What the task requires: For the data below, work out how many lines include the string "otwórz" and report only the number.
Start of Given information
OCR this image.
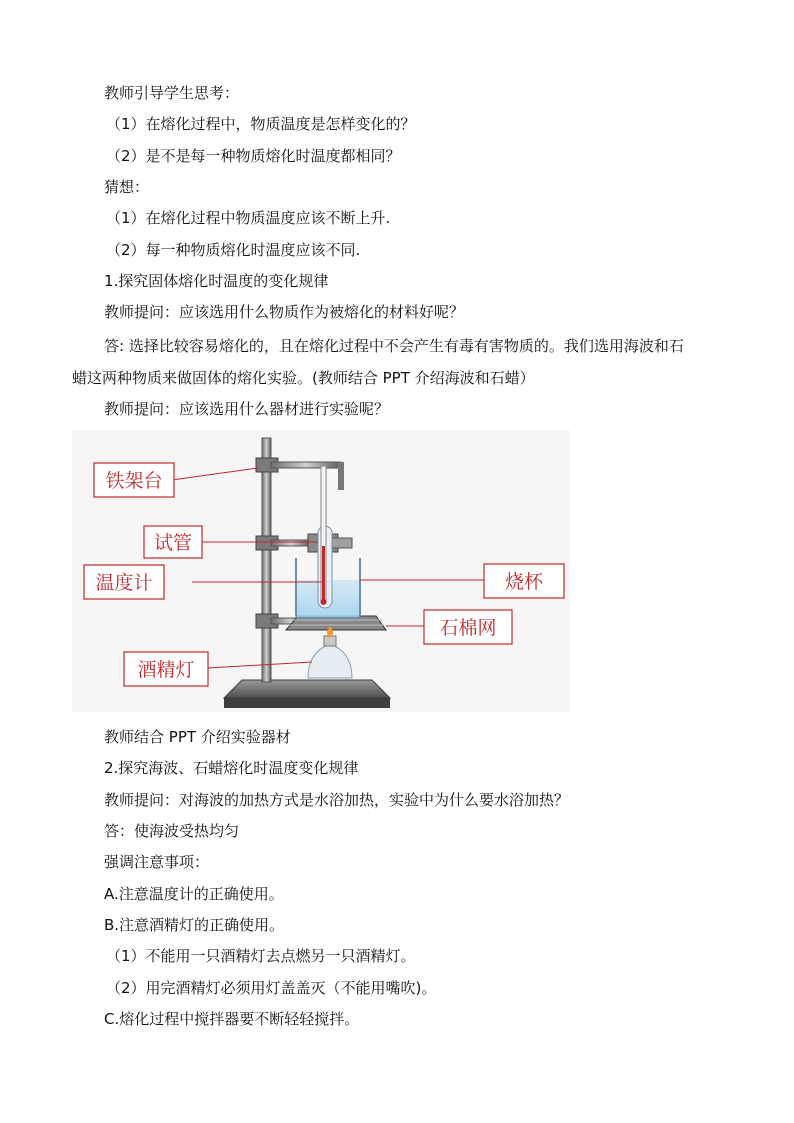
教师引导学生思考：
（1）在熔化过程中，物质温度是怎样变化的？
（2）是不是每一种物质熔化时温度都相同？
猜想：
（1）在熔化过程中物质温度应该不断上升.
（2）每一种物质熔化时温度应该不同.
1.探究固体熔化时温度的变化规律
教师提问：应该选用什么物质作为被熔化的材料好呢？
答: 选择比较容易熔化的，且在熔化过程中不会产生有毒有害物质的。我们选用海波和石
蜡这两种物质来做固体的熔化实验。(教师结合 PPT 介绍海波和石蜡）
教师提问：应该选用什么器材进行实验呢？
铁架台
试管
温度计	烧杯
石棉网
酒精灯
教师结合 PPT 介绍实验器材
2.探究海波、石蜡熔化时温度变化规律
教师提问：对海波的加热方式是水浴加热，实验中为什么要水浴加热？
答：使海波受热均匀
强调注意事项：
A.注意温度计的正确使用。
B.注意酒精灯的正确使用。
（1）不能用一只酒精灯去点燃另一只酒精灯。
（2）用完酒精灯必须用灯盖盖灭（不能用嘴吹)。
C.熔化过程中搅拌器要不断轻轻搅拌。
End of Given information
Start of Given information
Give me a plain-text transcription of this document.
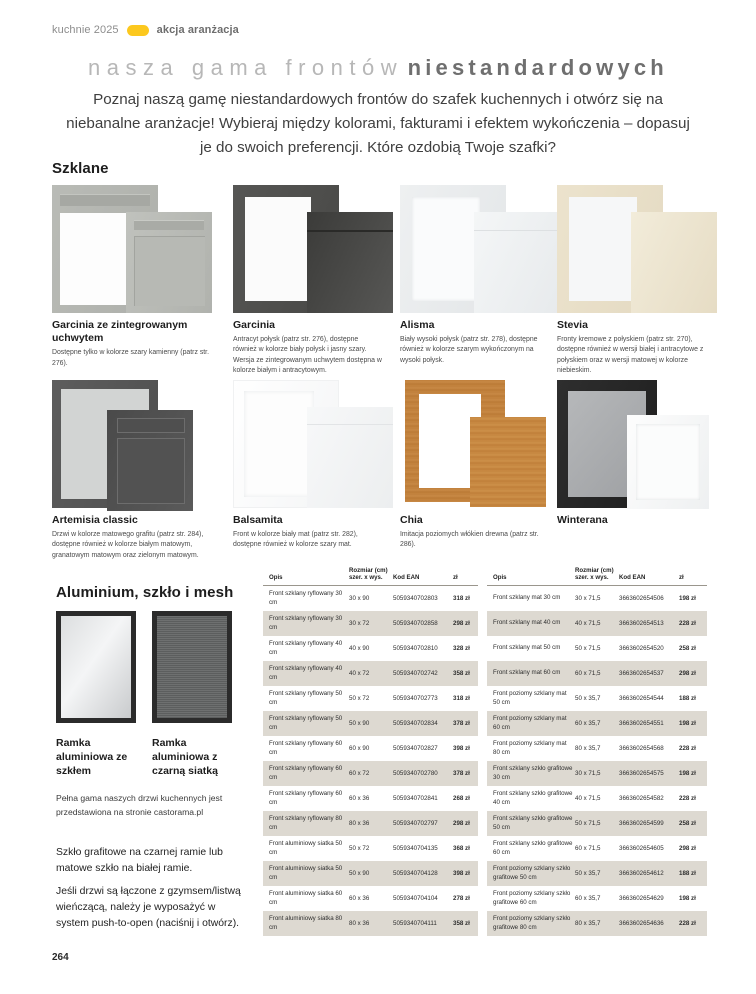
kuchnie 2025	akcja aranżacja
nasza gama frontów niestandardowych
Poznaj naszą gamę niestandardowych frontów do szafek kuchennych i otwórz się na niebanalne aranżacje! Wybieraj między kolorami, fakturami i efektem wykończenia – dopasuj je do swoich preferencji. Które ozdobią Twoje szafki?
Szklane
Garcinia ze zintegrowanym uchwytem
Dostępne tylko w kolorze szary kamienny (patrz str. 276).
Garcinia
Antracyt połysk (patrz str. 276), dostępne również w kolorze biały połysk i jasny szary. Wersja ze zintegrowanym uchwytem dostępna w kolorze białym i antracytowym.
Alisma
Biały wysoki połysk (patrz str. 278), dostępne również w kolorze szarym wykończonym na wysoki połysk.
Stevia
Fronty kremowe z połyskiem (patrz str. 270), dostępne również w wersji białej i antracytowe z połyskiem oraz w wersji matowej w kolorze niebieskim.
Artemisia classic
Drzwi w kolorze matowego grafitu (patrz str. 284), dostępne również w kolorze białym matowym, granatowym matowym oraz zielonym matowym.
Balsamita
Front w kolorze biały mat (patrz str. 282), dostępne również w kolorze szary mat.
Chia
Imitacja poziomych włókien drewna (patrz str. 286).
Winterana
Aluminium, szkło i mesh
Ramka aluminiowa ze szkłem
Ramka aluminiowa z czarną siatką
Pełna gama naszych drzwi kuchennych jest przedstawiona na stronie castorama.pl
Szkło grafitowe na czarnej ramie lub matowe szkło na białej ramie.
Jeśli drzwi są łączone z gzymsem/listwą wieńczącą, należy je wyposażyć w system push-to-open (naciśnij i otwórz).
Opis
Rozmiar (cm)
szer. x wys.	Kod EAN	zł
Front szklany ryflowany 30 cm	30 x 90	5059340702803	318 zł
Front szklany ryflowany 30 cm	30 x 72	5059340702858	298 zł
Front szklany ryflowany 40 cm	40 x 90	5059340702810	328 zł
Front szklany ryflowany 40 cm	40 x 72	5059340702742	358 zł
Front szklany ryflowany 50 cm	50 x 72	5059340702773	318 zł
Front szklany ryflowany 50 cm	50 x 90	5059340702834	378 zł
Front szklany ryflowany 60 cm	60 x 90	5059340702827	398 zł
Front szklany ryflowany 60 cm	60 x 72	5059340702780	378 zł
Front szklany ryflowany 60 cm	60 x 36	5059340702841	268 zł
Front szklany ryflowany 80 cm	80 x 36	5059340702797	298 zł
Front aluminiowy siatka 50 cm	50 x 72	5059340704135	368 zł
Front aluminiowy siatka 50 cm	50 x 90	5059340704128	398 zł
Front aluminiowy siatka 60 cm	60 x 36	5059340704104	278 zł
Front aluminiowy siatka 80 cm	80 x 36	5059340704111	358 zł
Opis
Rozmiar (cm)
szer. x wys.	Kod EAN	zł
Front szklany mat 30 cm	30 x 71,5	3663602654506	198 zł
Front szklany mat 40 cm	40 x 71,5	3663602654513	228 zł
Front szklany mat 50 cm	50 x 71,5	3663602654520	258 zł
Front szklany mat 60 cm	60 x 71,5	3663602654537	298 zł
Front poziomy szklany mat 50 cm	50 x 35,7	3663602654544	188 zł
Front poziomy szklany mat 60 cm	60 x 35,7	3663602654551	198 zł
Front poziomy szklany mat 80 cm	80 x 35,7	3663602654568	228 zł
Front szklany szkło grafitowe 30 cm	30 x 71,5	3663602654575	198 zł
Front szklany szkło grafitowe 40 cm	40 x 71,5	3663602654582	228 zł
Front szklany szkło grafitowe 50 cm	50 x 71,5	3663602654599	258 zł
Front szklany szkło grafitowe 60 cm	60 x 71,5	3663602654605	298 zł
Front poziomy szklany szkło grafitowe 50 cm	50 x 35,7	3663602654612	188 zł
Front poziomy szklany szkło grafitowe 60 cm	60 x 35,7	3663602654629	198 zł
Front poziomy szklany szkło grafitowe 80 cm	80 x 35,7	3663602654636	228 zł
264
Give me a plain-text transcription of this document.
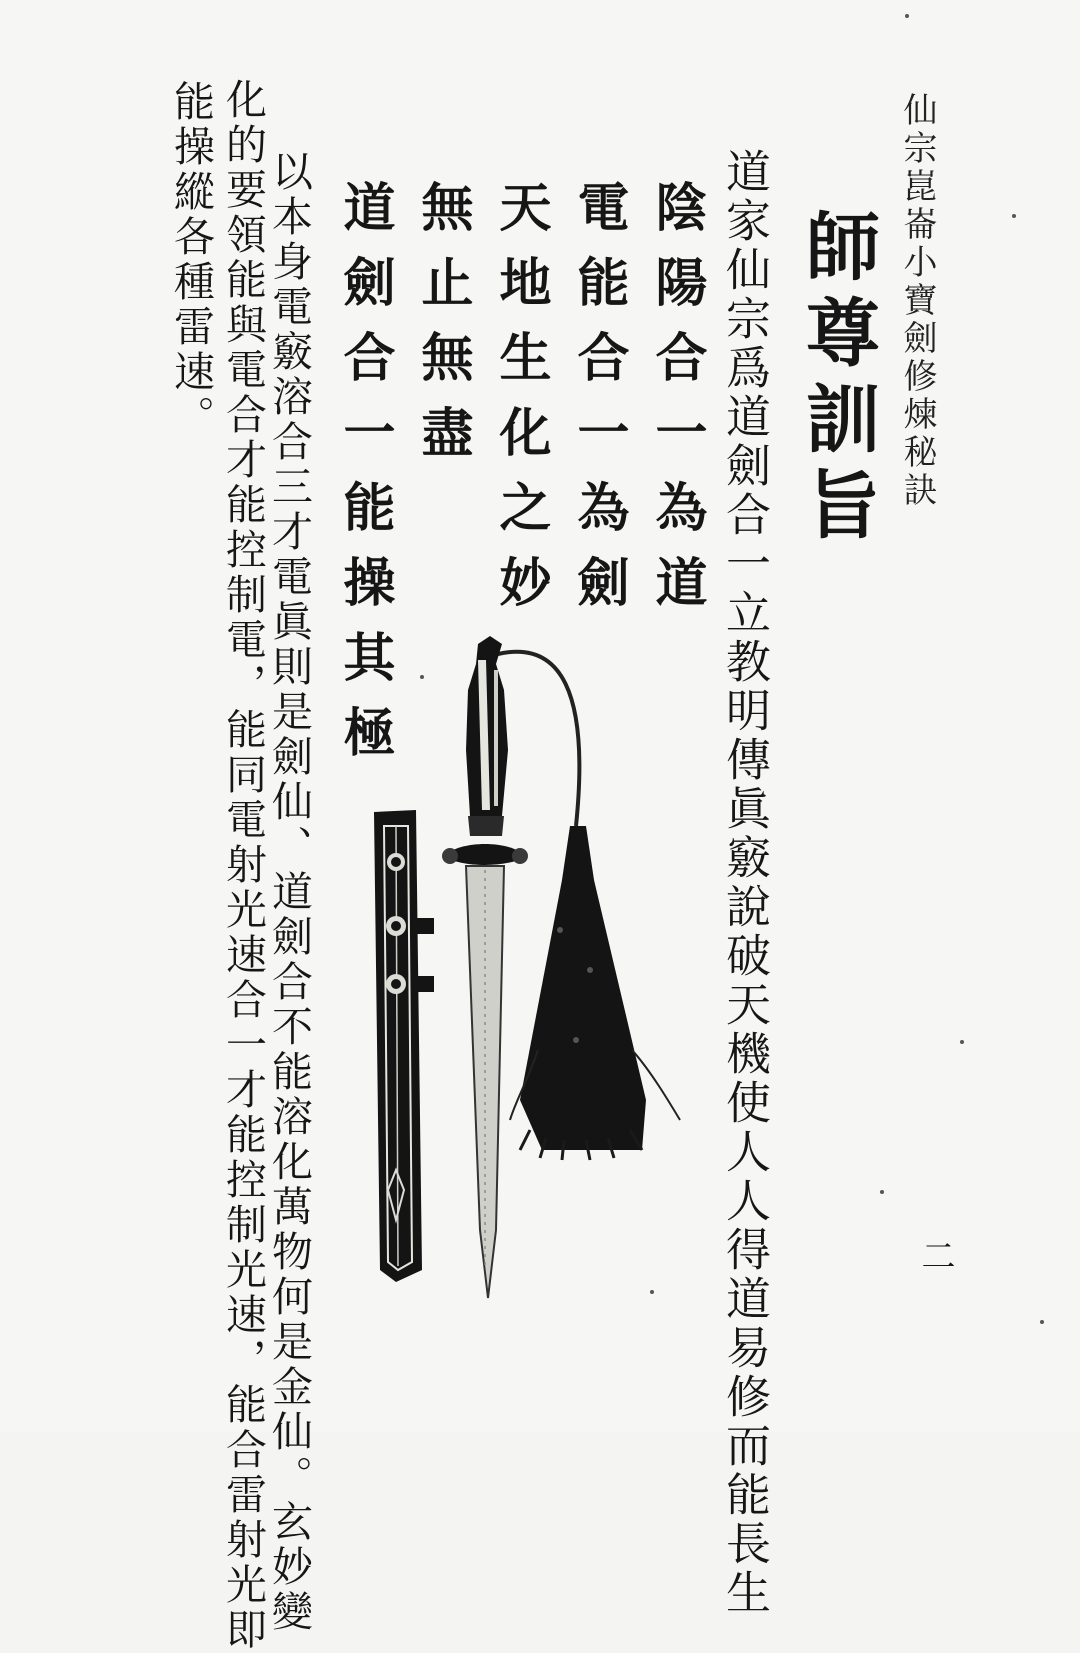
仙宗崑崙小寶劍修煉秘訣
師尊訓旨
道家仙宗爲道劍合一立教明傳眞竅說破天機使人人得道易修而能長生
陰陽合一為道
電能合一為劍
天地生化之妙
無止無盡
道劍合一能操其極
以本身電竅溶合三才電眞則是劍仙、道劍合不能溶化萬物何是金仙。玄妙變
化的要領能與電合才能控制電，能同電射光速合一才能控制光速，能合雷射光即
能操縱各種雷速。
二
End of Given information
Start of Given information
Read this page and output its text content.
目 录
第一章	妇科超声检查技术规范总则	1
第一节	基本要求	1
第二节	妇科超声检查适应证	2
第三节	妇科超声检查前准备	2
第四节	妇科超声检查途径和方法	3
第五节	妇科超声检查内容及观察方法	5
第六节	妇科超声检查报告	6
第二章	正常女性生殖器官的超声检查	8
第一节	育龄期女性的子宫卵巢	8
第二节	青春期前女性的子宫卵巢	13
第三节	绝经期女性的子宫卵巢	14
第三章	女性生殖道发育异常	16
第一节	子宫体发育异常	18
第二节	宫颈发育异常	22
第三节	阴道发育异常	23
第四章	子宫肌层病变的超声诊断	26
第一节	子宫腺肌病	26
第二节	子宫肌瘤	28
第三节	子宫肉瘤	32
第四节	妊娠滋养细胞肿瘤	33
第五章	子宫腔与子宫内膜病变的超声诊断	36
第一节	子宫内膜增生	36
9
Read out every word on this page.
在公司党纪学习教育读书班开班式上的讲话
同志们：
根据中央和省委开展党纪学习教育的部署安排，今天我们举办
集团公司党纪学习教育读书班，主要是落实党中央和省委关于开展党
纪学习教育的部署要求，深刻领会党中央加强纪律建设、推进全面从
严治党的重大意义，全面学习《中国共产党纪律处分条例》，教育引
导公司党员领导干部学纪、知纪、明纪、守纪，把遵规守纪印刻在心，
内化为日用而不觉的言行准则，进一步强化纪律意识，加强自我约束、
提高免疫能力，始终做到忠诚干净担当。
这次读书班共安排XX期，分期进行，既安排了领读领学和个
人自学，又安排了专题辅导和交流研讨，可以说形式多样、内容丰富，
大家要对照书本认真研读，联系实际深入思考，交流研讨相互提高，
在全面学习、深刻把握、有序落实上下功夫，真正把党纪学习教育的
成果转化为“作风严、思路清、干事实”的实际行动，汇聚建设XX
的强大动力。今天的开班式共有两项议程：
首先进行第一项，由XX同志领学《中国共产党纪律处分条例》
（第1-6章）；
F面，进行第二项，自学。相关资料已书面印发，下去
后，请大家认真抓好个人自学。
End of Given information
Reply to the exercise: 2